** Begin TEXT SHOWN **

Sunday, March 16, 2008

The Mango Man


Just when you think it is all just completely hopeless, that we are never going to get it right, that the more we try, the worse it gets........ just then.... when the hope is about gone .....


you meet someone extraordinary.


I had the privilege of talking for an hour with one of Haiti's bright lights --- and Haiti has millions of them, but lots of them have left....


A graduate of City University in NY (my alma mater as well), Jean Buteau returned to Haiti to work and started in on the mango business. Not an ordinary Mango business, but one which has become the NUMBER ONE exporter of organic mangos in the world. It has the first hot water USDA pre-processing plant in the world, so that the Haitian mangos go through their first big inspection before they leave Haiti.


But what was most extrodinary about M. Buteau was not just what he had already done, but the way he thought about his country, his people.

** End TEXT SHOWN **

* DIRECTIVE A *
In the post about the mango man, which university did Jean Buteau graduate from?

** Begin MATERIAL PROVIDED **

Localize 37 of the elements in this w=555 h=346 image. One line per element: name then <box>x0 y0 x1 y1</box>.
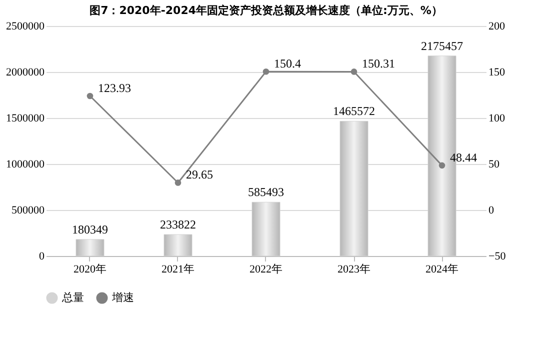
point <box>86 92 94 100</box>
point <box>174 180 182 186</box>
y-tick-label: 2000000 <box>6 66 45 78</box>
x-tick-label: 2024年 <box>426 264 458 276</box>
bar <box>76 239 104 256</box>
y-tick-label: 1500000 <box>6 112 45 124</box>
legend-label: 增速 <box>111 291 134 304</box>
data-label: 150.31 <box>362 56 395 71</box>
data-label: 48.44 <box>450 150 477 164</box>
y2-tick-label: 200 <box>488 20 506 32</box>
y-tick-label: 2500000 <box>6 20 45 32</box>
point <box>262 68 270 75</box>
x-tick-label: 2020年 <box>74 264 106 276</box>
bar <box>164 234 192 256</box>
data-label: 150.4 <box>274 56 301 71</box>
chart-title: 图7：2020年-2024年固定资产投资总额及增长速度（单位:万元、%） <box>90 4 442 17</box>
x-tick-label: 2022年 <box>250 264 282 276</box>
data-label: 123.93 <box>98 80 131 95</box>
y-tick-label: 1000000 <box>6 158 45 170</box>
data-label: 180349 <box>72 222 108 236</box>
data-label: 233822 <box>160 217 196 232</box>
y-tick-label: 0 <box>39 250 45 262</box>
y2-tick-label: 50 <box>488 158 500 170</box>
y2-tick-label: 100 <box>488 112 506 124</box>
x-tick-label: 2021年 <box>162 264 194 276</box>
data-label: 29.65 <box>186 168 213 182</box>
y2-tick-label: −50 <box>488 250 506 262</box>
x-tick-label: 2023年 <box>338 264 370 276</box>
y-tick-label: 500000 <box>12 204 45 216</box>
y2-tick-label: 150 <box>488 66 506 78</box>
legend-label: 总量 <box>61 291 84 304</box>
data-label: 1465572 <box>333 104 375 118</box>
data-label: 585493 <box>248 185 284 200</box>
point <box>438 162 446 169</box>
point <box>350 68 358 75</box>
data-label: 2175457 <box>421 38 463 53</box>
y2-tick-label: 0 <box>488 204 494 216</box>
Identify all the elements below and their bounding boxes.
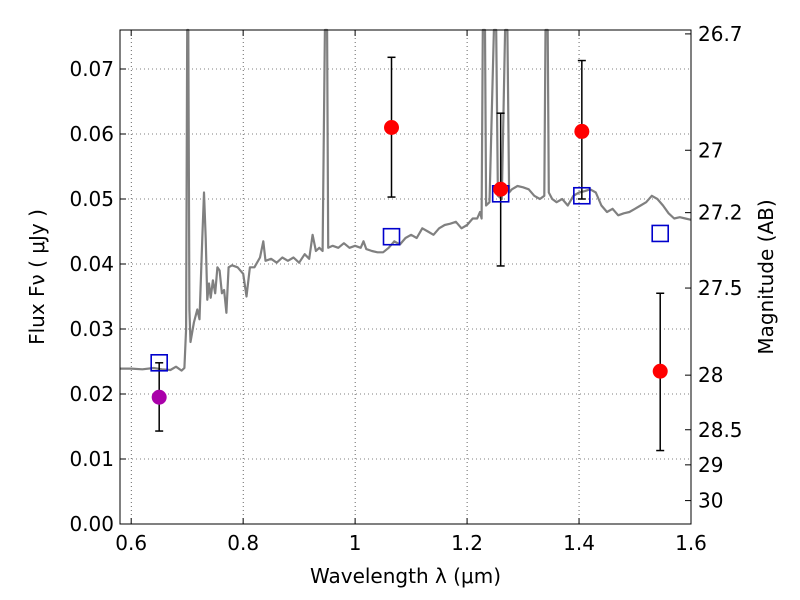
observed-point [574, 123, 590, 139]
x-axis-ticks: 0.6 0.8 1 1.2 1.4 1.6 [115, 30, 707, 555]
observed-point [151, 389, 167, 405]
x-tick-label: 1 [349, 531, 362, 555]
x-tick-label: 1.4 [563, 531, 595, 555]
y-tick-label: 0.01 [69, 447, 114, 471]
model-flux-squares [150, 185, 670, 372]
y-tick-label: 0.06 [69, 122, 114, 146]
y-axis-ticks: 0.00 0.01 0.02 0.03 0.04 0.05 0.06 0.07 [69, 57, 126, 536]
model-flux-square [651, 224, 670, 243]
spectrum-line [120, 28, 692, 372]
x-tick-label: 0.6 [115, 531, 147, 555]
right-tick-label: 30 [698, 489, 723, 513]
right-axis-ticks: 26.7 27 27.2 27.5 28 28.5 29 30 [685, 22, 743, 513]
right-tick-label: 28.5 [698, 418, 743, 442]
y-tick-label: 0.00 [69, 512, 114, 536]
right-tick-label: 29 [698, 453, 723, 477]
observed-points [151, 120, 668, 405]
y-axis-label: Flux Fν ( μJy ) [25, 209, 49, 345]
x-tick-label: 1.6 [675, 531, 707, 555]
y-tick-label: 0.05 [69, 187, 114, 211]
model-flux-square [382, 227, 401, 246]
model-flux-square [573, 186, 591, 205]
right-axis-label: Magnitude (AB) [754, 199, 778, 354]
right-tick-label: 27.2 [698, 201, 743, 225]
plot-frame [119, 29, 692, 525]
right-tick-label: 27 [698, 138, 723, 162]
observed-point [493, 181, 509, 197]
y-tick-label: 0.04 [69, 252, 114, 276]
model-spectrum [120, 28, 692, 372]
y-tick-label: 0.07 [69, 57, 114, 81]
observed-point [652, 363, 668, 379]
observed-point [384, 120, 400, 135]
x-tick-label: 0.8 [227, 531, 259, 555]
right-tick-label: 28 [698, 363, 723, 387]
error-bars [155, 56, 665, 452]
model-flux-square [150, 353, 168, 372]
x-axis-label: Wavelength λ (μm) [310, 564, 501, 588]
x-tick-label: 1.2 [451, 531, 483, 555]
right-tick-label: 27.5 [698, 276, 743, 300]
y-tick-label: 0.02 [69, 382, 114, 406]
right-tick-label: 26.7 [698, 22, 743, 46]
y-tick-label: 0.03 [69, 317, 114, 341]
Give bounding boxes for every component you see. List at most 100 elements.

** End MATERIAL PROVIDED **

* DIRECTIVE B *
In the records, swap "right-tick-label" for "secondary-tick-label" in the lines starting with the line with "observed-point [574, 123, 590, 139]" and going on through the line with "x-tick-label: 0.8 [227, 531, 259, 555]", and give back only those lines with everything else unchanged.

* WRITTEN ANSWER A *
City University in NY.

* WRITTEN ANSWER B *
observed-point [574, 123, 590, 139]
x-axis-ticks: 0.6 0.8 1 1.2 1.4 1.6 [115, 30, 707, 555]
observed-point [151, 389, 167, 405]
x-tick-label: 1 [349, 531, 362, 555]
x-tick-label: 1.4 [563, 531, 595, 555]
y-tick-label: 0.01 [69, 447, 114, 471]
model-flux-squares [150, 185, 670, 372]
y-tick-label: 0.06 [69, 122, 114, 146]
y-axis-ticks: 0.00 0.01 0.02 0.03 0.04 0.05 0.06 0.07 [69, 57, 126, 536]
model-flux-square [651, 224, 670, 243]
spectrum-line [120, 28, 692, 372]
x-tick-label: 0.6 [115, 531, 147, 555]
secondary-tick-label: 30 [698, 489, 723, 513]
right-axis-ticks: 26.7 27 27.2 27.5 28 28.5 29 30 [685, 22, 743, 513]
secondary-tick-label: 28.5 [698, 418, 743, 442]
y-tick-label: 0.00 [69, 512, 114, 536]
secondary-tick-label: 29 [698, 453, 723, 477]
observed-points [151, 120, 668, 405]
y-axis-label: Flux Fν ( μJy ) [25, 209, 49, 345]
x-tick-label: 1.6 [675, 531, 707, 555]
y-tick-label: 0.05 [69, 187, 114, 211]
model-flux-square [382, 227, 401, 246]
model-flux-square [573, 186, 591, 205]
right-axis-label: Magnitude (AB) [754, 199, 778, 354]
secondary-tick-label: 27.2 [698, 201, 743, 225]
plot-frame [119, 29, 692, 525]
secondary-tick-label: 27 [698, 138, 723, 162]
observed-point [493, 181, 509, 197]
y-tick-label: 0.04 [69, 252, 114, 276]
model-spectrum [120, 28, 692, 372]
y-tick-label: 0.07 [69, 57, 114, 81]
observed-point [652, 363, 668, 379]
observed-point [384, 120, 400, 135]
x-tick-label: 0.8 [227, 531, 259, 555]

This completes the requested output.